SET TASK - Please write out every line of the data below word for word, leaving out the pictures.

DATASET EXTRACT -

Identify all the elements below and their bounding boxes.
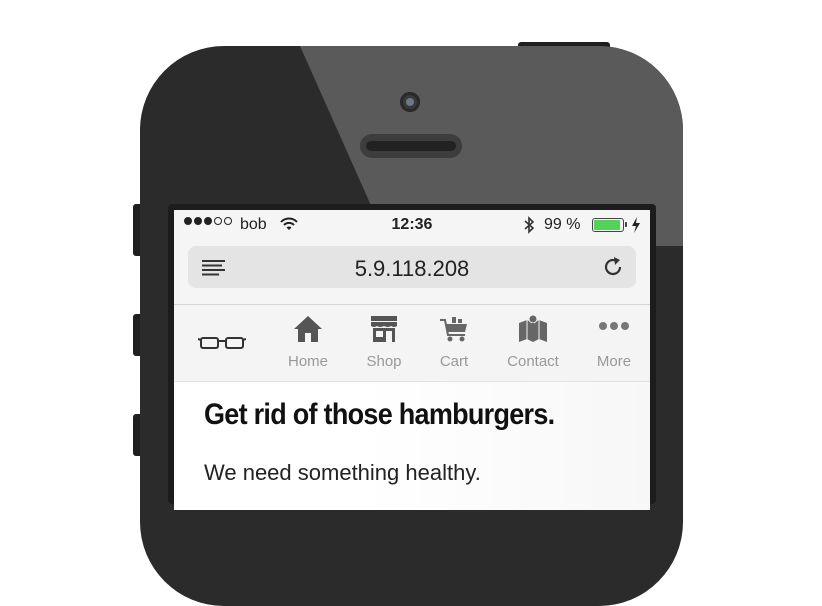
home-icon <box>292 313 324 350</box>
nav-item-home[interactable]: Home <box>280 305 336 381</box>
front-camera <box>400 92 420 112</box>
earpiece-speaker <box>360 134 462 158</box>
page-subheading: We need something healthy. <box>204 460 481 485</box>
nav-item-label: More <box>596 353 632 370</box>
phone-screen: bob 12:36 99 % 5.9.118.208 Home Shop Car… <box>174 210 650 510</box>
site-navigation: Home Shop Cart Contact More <box>174 305 650 382</box>
cart-icon <box>438 313 470 350</box>
reload-icon[interactable] <box>602 256 624 283</box>
bluetooth-icon <box>523 216 535 239</box>
map-icon <box>517 313 549 350</box>
nav-item-more[interactable]: More <box>592 305 636 381</box>
battery-percentage: 99 % <box>544 216 581 233</box>
url-text[interactable]: 5.9.118.208 <box>188 256 636 282</box>
browser-toolbar: 5.9.118.208 <box>174 240 650 305</box>
nav-item-contact[interactable]: Contact <box>504 305 562 381</box>
nav-item-label: Contact <box>507 353 559 370</box>
battery-icon <box>592 218 627 232</box>
shop-icon <box>368 313 400 350</box>
charging-bolt-icon <box>631 217 641 238</box>
address-bar[interactable]: 5.9.118.208 <box>188 246 636 288</box>
nav-item-shop[interactable]: Shop <box>358 305 410 381</box>
nav-item-label: Home <box>287 353 328 370</box>
glasses-icon[interactable] <box>197 335 247 356</box>
page-content: Get rid of those hamburgers. We need som… <box>174 382 650 510</box>
page-headline: Get rid of those hamburgers. <box>204 398 555 431</box>
nav-item-cart[interactable]: Cart <box>432 305 476 381</box>
more-icon <box>598 319 630 338</box>
nav-item-label: Shop <box>366 353 402 370</box>
nav-item-label: Cart <box>439 353 469 370</box>
status-bar: bob 12:36 99 % <box>174 210 650 240</box>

SOLUTION FOR THIS TASK -
Identify all the elements below and their bounding boxes.
home-icon <box>292 313 324 350</box>
nav-item-home[interactable]: Home <box>280 305 336 381</box>
front-camera <box>400 92 420 112</box>
earpiece-speaker <box>360 134 462 158</box>
page-subheading: We need something healthy. <box>204 460 481 485</box>
nav-item-label: More <box>596 353 632 370</box>
phone-screen: bob 12:36 99 % 5.9.118.208 Home Shop Car… <box>174 210 650 510</box>
site-navigation: Home Shop Cart Contact More <box>174 305 650 382</box>
cart-icon <box>438 313 470 350</box>
reload-icon[interactable] <box>602 256 624 283</box>
bluetooth-icon <box>523 216 535 239</box>
map-icon <box>517 313 549 350</box>
nav-item-more[interactable]: More <box>592 305 636 381</box>
battery-percentage: 99 % <box>544 216 581 233</box>
url-text[interactable]: 5.9.118.208 <box>188 256 636 282</box>
browser-toolbar: 5.9.118.208 <box>174 240 650 305</box>
nav-item-contact[interactable]: Contact <box>504 305 562 381</box>
nav-item-label: Contact <box>507 353 559 370</box>
battery-icon <box>592 218 627 232</box>
shop-icon <box>368 313 400 350</box>
charging-bolt-icon <box>631 217 641 238</box>
address-bar[interactable]: 5.9.118.208 <box>188 246 636 288</box>
nav-item-shop[interactable]: Shop <box>358 305 410 381</box>
nav-item-label: Home <box>287 353 328 370</box>
glasses-icon[interactable] <box>197 335 247 356</box>
page-content: Get rid of those hamburgers. We need som… <box>174 382 650 510</box>
page-headline: Get rid of those hamburgers. <box>204 398 555 431</box>
nav-item-cart[interactable]: Cart <box>432 305 476 381</box>
more-icon <box>598 319 630 338</box>
nav-item-label: Shop <box>366 353 402 370</box>
nav-item-label: Cart <box>439 353 469 370</box>
status-bar: bob 12:36 99 % <box>174 210 650 240</box>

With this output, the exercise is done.